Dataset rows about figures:

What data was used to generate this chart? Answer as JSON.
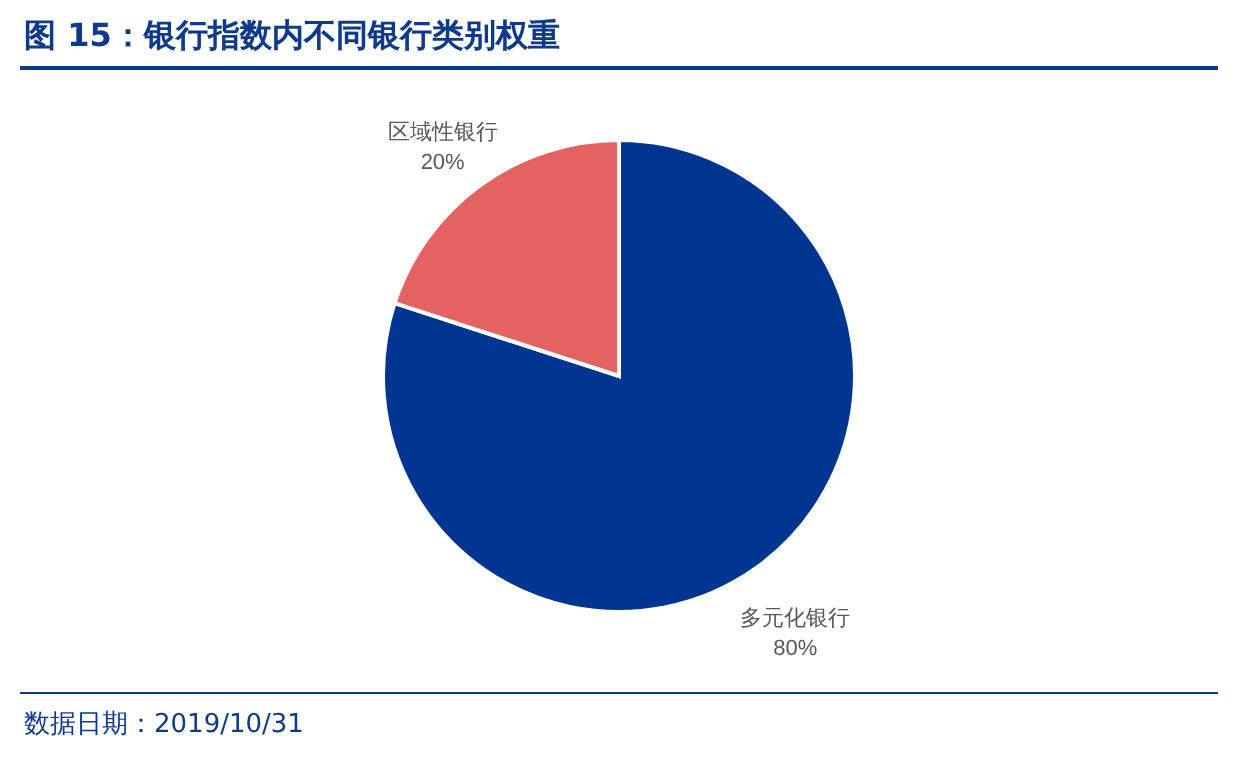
{
  "chart_data": {
    "type": "pie",
    "title": "图 15：银行指数内不同银行类别权重",
    "categories": [
      "多元化银行",
      "区域性银行"
    ],
    "values": [
      80,
      20
    ],
    "value_labels": [
      "80%",
      "20%"
    ],
    "colors": [
      "#003591",
      "#e46262"
    ],
    "annotations": [
      "数据日期：2019/10/31"
    ]
  }
}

* **GIVEN PROBLEM**
Transcribe all of the records above character for character. Exclude the pictures.

* **TASK ANSWER**
What data was used to generate this chart? Answer as JSON.
{
  "chart_data": {
    "type": "pie",
    "title": "图 15：银行指数内不同银行类别权重",
    "categories": [
      "多元化银行",
      "区域性银行"
    ],
    "values": [
      80,
      20
    ],
    "value_labels": [
      "80%",
      "20%"
    ],
    "colors": [
      "#003591",
      "#e46262"
    ],
    "annotations": [
      "数据日期：2019/10/31"
    ]
  }
}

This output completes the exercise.